● **Given problem**
Look through the data below and return each line where "sync" appears.

[Stored data entries]
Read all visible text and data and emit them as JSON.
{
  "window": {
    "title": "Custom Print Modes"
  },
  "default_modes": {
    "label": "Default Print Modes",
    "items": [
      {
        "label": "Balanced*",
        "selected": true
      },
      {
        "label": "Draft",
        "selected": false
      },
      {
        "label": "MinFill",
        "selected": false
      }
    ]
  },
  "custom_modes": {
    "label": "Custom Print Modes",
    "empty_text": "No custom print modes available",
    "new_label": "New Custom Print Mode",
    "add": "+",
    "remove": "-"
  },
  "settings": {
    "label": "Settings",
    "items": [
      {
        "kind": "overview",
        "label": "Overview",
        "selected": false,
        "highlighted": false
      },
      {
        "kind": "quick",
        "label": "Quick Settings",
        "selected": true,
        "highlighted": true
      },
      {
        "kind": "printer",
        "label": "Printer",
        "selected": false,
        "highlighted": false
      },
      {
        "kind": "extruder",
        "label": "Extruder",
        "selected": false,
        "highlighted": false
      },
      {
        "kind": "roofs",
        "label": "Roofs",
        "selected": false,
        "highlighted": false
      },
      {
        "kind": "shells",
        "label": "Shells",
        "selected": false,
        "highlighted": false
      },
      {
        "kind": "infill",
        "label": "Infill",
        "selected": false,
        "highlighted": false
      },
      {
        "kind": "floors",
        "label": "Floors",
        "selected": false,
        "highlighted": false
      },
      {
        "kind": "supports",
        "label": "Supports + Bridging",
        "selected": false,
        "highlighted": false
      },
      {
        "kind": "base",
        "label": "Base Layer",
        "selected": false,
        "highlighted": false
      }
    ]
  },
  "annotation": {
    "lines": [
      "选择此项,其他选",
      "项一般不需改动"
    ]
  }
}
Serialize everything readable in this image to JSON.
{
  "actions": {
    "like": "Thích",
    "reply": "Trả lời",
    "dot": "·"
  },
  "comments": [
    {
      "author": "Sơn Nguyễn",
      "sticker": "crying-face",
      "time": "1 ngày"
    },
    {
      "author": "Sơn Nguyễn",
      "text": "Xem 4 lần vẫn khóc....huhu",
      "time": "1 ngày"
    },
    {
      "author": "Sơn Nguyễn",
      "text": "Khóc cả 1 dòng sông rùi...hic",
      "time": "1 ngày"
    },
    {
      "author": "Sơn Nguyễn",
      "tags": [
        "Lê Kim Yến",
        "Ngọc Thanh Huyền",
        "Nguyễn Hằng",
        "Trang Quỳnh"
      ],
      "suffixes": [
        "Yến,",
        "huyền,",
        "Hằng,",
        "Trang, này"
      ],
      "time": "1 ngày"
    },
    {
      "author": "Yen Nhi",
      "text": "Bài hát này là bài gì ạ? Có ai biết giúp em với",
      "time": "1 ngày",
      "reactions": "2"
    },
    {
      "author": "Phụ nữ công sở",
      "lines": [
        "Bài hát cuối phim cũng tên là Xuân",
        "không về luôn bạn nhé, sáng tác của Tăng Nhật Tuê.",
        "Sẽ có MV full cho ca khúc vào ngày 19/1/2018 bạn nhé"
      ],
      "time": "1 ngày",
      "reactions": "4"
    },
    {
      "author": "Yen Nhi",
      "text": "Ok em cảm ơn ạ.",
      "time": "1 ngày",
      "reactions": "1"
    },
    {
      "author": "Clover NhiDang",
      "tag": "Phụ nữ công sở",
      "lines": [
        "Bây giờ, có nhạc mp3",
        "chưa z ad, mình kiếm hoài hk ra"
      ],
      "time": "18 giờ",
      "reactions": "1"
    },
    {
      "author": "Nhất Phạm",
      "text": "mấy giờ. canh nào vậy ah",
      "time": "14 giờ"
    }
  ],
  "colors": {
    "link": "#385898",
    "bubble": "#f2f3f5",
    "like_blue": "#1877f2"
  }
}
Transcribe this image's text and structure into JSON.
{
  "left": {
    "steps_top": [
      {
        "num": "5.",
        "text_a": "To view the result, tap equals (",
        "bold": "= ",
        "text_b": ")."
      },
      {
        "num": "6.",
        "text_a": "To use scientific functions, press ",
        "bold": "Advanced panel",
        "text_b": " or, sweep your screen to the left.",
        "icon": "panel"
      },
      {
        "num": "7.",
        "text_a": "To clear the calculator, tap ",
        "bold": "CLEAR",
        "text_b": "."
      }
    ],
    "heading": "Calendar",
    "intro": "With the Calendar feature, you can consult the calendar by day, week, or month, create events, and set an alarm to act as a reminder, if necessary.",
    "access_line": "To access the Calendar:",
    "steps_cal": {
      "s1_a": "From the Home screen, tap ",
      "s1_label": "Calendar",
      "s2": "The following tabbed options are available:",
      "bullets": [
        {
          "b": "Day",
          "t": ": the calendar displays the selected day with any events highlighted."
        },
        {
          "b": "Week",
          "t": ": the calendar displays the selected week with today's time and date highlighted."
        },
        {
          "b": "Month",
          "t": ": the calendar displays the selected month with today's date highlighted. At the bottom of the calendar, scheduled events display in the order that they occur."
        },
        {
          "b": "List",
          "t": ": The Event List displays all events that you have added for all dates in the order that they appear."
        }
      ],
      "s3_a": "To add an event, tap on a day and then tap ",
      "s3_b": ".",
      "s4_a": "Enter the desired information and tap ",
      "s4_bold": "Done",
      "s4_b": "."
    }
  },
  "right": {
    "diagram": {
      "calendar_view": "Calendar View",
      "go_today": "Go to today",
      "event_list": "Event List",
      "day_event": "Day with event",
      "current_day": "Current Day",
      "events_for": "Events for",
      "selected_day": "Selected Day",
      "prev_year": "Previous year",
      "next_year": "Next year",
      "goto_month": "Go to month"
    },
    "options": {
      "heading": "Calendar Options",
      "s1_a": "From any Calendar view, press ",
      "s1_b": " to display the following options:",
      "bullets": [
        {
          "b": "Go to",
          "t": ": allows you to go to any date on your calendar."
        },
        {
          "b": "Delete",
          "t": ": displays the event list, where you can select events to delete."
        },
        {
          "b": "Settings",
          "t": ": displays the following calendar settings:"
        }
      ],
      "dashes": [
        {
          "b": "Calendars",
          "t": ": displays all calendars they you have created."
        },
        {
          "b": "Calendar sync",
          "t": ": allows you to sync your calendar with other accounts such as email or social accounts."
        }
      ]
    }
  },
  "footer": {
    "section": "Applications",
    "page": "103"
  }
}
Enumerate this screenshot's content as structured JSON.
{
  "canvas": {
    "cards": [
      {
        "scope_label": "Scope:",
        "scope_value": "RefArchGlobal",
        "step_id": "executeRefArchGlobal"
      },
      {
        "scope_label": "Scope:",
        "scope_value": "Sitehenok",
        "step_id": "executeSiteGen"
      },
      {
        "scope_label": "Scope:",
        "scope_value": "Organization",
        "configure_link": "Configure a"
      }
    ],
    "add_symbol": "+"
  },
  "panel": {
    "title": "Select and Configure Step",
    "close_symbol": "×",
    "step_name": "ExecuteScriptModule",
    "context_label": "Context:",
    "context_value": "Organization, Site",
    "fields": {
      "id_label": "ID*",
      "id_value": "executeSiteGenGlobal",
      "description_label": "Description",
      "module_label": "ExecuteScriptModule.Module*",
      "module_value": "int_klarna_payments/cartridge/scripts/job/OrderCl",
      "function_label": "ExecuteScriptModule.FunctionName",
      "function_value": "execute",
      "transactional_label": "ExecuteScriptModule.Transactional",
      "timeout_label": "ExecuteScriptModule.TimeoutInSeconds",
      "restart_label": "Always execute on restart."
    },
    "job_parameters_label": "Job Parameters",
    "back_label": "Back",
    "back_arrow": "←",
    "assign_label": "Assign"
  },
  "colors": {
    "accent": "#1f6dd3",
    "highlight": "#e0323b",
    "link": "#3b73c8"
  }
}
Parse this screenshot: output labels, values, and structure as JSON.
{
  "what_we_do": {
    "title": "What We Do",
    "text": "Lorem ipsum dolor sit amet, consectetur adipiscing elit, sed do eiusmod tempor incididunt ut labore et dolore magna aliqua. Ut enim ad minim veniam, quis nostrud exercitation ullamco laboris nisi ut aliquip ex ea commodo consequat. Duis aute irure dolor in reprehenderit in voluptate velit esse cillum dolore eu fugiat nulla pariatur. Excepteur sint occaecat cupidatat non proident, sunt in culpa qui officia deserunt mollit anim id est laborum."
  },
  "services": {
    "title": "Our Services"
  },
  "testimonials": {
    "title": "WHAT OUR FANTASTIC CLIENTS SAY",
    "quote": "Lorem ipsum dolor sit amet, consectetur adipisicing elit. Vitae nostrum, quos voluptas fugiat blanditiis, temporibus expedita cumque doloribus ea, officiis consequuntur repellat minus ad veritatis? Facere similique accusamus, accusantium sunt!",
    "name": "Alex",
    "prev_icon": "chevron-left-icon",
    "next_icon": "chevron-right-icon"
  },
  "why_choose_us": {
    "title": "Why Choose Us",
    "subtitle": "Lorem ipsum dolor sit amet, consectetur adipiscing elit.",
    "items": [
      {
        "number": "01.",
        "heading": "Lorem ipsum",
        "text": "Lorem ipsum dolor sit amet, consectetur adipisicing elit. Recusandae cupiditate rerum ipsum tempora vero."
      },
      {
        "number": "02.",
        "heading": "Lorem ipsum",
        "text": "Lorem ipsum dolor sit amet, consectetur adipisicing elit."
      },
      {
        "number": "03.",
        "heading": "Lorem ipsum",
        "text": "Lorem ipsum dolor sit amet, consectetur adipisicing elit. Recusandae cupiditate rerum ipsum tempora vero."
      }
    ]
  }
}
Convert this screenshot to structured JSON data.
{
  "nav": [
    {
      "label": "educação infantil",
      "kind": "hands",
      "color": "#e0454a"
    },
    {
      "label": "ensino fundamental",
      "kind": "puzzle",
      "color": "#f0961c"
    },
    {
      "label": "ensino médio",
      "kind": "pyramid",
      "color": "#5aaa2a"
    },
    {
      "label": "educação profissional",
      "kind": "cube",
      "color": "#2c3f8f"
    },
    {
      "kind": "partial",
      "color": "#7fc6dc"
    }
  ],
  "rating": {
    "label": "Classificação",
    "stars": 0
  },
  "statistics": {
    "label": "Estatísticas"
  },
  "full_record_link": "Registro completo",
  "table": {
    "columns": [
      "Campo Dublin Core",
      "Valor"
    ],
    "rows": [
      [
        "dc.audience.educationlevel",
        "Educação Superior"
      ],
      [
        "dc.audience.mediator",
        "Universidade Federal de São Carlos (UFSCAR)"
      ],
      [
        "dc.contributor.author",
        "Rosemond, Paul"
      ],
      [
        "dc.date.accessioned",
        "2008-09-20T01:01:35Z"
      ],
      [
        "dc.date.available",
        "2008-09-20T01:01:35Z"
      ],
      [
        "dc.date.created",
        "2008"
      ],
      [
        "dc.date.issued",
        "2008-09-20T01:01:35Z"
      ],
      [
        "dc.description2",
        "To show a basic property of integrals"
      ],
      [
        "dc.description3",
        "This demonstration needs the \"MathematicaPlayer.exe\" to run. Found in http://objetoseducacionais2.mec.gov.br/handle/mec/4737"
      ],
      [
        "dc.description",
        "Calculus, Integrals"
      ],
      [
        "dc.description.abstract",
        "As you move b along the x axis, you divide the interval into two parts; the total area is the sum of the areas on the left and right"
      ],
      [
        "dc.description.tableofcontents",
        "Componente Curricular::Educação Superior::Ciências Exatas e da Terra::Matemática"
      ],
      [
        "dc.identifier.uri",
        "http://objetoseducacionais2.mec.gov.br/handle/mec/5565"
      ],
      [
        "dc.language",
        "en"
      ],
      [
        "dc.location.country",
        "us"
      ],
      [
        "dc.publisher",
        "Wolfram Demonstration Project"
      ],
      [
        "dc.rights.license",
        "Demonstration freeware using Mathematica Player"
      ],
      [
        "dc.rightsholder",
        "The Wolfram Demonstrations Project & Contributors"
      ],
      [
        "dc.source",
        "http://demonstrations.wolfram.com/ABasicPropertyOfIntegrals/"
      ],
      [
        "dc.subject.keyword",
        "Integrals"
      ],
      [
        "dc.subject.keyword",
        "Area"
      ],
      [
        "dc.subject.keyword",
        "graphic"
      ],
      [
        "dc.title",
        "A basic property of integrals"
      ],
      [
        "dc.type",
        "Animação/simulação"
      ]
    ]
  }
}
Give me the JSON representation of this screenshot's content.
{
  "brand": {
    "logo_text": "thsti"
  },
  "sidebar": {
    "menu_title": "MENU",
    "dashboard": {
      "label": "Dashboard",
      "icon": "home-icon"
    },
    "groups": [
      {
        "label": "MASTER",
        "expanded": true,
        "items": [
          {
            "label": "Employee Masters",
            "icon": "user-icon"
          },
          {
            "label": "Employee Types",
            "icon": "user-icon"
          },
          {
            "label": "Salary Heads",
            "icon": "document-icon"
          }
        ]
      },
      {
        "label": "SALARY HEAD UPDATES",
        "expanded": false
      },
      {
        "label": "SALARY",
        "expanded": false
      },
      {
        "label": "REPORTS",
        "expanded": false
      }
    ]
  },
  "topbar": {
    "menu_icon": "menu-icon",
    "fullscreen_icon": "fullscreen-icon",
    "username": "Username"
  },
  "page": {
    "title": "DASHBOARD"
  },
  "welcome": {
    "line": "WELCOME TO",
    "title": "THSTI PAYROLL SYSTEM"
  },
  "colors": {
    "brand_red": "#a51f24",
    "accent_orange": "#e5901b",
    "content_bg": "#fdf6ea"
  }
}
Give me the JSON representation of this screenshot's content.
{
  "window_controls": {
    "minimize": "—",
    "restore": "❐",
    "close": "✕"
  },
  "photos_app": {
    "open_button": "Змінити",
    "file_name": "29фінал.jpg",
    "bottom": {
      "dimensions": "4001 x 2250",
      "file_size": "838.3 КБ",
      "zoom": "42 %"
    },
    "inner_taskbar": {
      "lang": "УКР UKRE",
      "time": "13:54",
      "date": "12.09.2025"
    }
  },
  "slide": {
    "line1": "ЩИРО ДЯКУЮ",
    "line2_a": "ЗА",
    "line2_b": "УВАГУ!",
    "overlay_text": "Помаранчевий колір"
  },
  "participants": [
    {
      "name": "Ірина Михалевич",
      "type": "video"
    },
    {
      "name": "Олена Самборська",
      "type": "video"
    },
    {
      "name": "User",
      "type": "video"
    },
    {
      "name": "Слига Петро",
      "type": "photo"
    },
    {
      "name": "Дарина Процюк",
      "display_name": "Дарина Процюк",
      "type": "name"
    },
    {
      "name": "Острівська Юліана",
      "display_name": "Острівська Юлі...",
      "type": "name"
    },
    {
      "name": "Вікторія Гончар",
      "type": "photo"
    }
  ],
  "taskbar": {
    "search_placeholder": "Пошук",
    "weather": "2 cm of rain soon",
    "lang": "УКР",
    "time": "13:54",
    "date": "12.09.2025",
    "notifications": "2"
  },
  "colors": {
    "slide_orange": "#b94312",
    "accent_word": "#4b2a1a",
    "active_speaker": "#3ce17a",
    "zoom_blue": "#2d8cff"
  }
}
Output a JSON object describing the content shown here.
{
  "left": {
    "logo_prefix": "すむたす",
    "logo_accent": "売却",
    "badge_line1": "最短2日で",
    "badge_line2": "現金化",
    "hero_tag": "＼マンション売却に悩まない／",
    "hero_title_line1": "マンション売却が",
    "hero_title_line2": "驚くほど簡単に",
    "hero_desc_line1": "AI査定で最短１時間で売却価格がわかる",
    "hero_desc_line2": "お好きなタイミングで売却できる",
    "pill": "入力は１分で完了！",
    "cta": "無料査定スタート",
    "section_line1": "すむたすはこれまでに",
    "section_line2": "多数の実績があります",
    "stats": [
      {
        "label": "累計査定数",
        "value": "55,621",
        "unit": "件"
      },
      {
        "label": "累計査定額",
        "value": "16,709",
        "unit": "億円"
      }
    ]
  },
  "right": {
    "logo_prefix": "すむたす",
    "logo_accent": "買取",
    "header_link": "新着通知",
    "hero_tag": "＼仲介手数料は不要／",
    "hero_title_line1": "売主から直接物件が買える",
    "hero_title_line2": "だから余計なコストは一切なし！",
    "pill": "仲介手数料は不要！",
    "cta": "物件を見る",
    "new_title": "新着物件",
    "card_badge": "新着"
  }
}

● **Finished exercise**
          "b": "Calendar sync",
          "t": ": allows you to sync your calendar with other accounts such as email or social accounts."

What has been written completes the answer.